TEXTE À EXAMINER:
Conformément aux dispositions de l'article 4 p) de la loi n°89-462 du 6 juillet 1989, est réputée non écrite toute clause qui fait supporter au locataire des frais de relance ou d'expédition de la quit-tance ainsi que les frais de procédure en plus des sommes versées au titre des dépens et de l'article 700 du code de procédure civile. Il résulte de ces dispositions que le bailleur ne peut mettre à la charge du locataire les frais relatifs au recouvrement amiable ou contentieux de sa créance au titre de l'arriéré locatif.
En vertu du principe du contradictoire, la non-comparution de Monsieur [O] [J] empêche de procéder à la réactualisation de la dette locative à la hausse sollicitée par la partie demanderesse.
La SCI [Adresse 4] produit un décompte démontrant que Monsieur [O] [J] restait devoir la somme de 3548,50 euros, terme du mois de février 2024 inclus.
Monsieur [O] [J], non-comparant, n'apporte par définition aucun élément de nature à contester le principe, ni le montant de cette dette.
Il convient de déduire des sommes réclamées l'ensemble des frais correspondant à l'établissement de l'avis d'échéance, soit la somme de 73,50 € (3,50 x 21), ainsi que les frais de relance de 10 euros au regard de l'article 4 p) de la loi du 6 juillet 1989 précité.
Monsieur [O] [J] sera par conséquent condamné au paiement de la somme de 3465 euros au titre des loyers, charges et indemnités d'occupation, terme du mois de février 2024 inclus, assortie des intérêts de retard au taux légal à compter du 8 février 2024, date de l'assignation.
Sur les mesures accessoires
Monsieur [O] [J], partie perdante, supportera la charge des dépens, qui comprendront notamment le coût du commandement de payer.
Compte tenu des démarches judiciaires qu'a dû accomplir la SCI [Adresse 4], Monsieur [O] [J] sera condamné à lui verser la somme de 500 euros au titre de l'article 700 du code de procédure civile.
Le jugement est de plein droit assorti de l'exécution provisoire.

DONNÉES FOURNIES:
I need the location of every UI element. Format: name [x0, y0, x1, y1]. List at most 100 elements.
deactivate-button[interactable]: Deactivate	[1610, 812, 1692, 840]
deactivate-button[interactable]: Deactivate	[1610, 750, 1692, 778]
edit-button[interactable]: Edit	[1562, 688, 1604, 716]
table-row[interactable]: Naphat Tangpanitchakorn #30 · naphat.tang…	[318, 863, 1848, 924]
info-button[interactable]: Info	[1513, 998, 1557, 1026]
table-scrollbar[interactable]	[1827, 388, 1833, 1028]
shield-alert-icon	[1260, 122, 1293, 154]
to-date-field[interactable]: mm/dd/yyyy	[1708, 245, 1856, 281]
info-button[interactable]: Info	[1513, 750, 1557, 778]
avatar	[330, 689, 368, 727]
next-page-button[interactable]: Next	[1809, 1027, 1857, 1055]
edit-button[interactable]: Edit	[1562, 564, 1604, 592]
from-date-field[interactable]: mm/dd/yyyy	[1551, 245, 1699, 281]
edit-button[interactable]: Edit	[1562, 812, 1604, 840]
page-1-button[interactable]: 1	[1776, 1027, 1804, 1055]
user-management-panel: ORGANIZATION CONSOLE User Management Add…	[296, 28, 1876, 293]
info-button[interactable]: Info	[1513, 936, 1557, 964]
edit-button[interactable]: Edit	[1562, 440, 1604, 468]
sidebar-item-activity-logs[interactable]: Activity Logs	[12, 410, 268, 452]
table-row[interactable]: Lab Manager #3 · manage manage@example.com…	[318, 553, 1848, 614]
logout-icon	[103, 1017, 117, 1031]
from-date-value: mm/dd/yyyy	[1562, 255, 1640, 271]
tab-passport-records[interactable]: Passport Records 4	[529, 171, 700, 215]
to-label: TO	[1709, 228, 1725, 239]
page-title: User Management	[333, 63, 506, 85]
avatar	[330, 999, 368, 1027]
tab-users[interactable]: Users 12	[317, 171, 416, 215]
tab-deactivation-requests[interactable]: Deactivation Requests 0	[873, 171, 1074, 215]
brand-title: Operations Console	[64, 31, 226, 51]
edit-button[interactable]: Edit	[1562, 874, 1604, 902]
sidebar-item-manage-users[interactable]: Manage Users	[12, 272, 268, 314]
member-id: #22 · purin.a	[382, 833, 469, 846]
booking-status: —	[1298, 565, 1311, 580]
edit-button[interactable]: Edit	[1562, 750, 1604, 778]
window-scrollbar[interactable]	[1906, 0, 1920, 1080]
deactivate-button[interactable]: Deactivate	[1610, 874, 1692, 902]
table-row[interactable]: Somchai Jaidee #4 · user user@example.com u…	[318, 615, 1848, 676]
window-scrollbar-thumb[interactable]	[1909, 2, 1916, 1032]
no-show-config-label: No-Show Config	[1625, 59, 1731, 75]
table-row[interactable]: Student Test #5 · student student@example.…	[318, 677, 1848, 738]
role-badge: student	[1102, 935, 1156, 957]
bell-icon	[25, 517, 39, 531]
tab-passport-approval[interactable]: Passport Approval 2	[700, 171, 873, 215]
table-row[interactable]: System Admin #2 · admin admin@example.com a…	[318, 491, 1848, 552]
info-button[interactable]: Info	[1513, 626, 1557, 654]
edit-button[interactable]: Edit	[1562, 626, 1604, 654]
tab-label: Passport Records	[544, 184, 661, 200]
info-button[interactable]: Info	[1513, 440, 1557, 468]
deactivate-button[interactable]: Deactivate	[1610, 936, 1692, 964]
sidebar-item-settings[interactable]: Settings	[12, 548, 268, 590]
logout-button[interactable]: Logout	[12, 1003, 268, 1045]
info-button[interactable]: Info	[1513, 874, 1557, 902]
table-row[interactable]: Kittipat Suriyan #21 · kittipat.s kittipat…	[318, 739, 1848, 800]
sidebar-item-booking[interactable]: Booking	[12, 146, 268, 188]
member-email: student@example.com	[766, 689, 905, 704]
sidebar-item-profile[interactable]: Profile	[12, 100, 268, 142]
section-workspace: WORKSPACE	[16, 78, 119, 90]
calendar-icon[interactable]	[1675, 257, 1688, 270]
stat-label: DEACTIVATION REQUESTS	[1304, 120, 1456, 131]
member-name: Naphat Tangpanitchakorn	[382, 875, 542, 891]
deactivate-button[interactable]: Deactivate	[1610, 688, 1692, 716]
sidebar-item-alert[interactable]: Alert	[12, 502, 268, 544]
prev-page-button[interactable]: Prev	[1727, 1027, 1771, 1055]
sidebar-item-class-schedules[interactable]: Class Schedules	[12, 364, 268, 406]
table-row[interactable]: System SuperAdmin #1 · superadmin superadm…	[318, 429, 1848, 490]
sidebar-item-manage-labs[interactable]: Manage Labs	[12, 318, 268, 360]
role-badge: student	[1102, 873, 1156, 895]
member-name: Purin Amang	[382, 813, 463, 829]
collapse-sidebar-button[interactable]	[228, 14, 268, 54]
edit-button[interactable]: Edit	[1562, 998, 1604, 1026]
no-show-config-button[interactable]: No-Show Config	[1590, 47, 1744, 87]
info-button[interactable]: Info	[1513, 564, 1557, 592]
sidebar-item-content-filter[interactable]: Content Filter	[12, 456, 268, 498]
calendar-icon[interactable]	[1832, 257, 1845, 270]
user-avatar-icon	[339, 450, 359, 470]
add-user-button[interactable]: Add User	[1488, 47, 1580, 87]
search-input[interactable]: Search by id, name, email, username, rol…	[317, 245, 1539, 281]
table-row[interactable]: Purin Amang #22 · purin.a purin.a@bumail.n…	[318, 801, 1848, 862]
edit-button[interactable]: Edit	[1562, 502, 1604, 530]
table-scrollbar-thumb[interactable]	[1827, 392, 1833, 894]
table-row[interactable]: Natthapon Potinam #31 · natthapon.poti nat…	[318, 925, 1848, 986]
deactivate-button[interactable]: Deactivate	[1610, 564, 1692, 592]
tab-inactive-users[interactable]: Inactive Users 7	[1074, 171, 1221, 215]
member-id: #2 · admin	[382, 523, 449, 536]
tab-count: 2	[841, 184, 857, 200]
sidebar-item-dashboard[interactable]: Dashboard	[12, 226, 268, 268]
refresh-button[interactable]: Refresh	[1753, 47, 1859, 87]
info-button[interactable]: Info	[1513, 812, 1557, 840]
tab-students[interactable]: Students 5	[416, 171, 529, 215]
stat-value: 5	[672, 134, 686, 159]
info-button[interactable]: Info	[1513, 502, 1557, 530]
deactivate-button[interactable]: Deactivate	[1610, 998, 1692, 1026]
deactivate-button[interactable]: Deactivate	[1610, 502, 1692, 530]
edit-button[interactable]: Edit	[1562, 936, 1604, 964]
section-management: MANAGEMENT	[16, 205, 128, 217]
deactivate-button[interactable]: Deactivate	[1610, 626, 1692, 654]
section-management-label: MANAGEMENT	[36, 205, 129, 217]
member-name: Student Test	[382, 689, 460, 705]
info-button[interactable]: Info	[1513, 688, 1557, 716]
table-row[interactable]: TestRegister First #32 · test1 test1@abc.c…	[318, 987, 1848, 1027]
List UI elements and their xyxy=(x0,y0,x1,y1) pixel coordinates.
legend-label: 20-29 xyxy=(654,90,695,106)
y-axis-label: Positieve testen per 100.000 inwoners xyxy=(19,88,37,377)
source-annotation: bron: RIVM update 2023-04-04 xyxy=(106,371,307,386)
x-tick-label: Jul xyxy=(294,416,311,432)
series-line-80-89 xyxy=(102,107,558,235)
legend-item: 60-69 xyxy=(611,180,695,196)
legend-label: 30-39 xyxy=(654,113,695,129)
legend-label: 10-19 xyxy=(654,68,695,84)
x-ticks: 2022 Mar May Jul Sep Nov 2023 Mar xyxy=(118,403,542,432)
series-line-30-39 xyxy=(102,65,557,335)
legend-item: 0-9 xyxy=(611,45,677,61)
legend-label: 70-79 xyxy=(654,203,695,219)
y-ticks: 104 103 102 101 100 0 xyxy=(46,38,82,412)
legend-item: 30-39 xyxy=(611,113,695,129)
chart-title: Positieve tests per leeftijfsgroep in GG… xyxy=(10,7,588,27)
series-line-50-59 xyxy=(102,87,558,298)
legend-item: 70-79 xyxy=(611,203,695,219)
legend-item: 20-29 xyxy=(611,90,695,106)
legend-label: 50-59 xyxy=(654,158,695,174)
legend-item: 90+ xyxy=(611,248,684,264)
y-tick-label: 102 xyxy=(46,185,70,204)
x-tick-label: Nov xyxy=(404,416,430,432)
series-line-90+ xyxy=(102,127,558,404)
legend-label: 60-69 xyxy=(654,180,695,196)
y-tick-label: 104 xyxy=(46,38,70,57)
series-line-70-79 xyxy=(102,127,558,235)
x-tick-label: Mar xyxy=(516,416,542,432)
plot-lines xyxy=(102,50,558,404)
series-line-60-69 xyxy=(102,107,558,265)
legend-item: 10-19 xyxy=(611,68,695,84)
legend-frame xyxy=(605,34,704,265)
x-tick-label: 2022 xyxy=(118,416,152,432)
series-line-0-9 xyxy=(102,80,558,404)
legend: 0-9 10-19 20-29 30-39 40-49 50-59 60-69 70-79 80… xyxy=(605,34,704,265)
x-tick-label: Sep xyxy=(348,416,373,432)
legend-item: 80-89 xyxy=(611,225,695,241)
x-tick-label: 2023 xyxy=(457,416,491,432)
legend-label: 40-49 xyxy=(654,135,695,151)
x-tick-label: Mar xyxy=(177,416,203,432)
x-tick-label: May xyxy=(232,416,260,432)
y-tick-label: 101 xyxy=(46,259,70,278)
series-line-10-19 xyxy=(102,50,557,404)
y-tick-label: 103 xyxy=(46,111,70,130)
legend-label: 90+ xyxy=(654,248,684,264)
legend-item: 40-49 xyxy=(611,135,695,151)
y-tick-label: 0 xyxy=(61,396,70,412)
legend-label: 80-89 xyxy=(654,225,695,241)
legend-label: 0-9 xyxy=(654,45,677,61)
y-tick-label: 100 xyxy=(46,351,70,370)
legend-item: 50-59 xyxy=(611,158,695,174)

TÂCHES À RÉALISER:
1 > Recopiez à l'identique, dans l'extrait du jugement, le passage qui commence par les mots « En vertu du » et se termine par « juillet 1989 précité. ».
2 > D'après l'extrait du jugement, quelle somme Monsieur [O] [J] est-il condamné à verser à la SCI [Adresse 4] au titre de l'article 700 du code de procédure civile ?

RÉPONSES FOURNIES:
1 >
En vertu du principe du contradictoire, la non-comparution de Monsieur [O] [J] empêche de procéder à la réactualisation de la dette locative à la hausse sollicitée par la partie demanderesse.
La SCI [Adresse 4] produit un décompte démontrant que Monsieur [O] [J] restait devoir la somme de 3548,50 euros, terme du mois de février 2024 inclus.
Monsieur [O] [J], non-comparant, n'apporte par définition aucun élément de nature à contester le principe, ni le montant de cette dette.
Il convient de déduire des sommes réclamées l'ensemble des frais correspondant à l'établissement de l'avis d'échéance, soit la somme de 73,50 € (3,50 x 21), ainsi que les frais de relance de 10 euros au regard de l'article 4 p) de la loi du 6 juillet 1989 précité.

2 > La somme de 500 euros.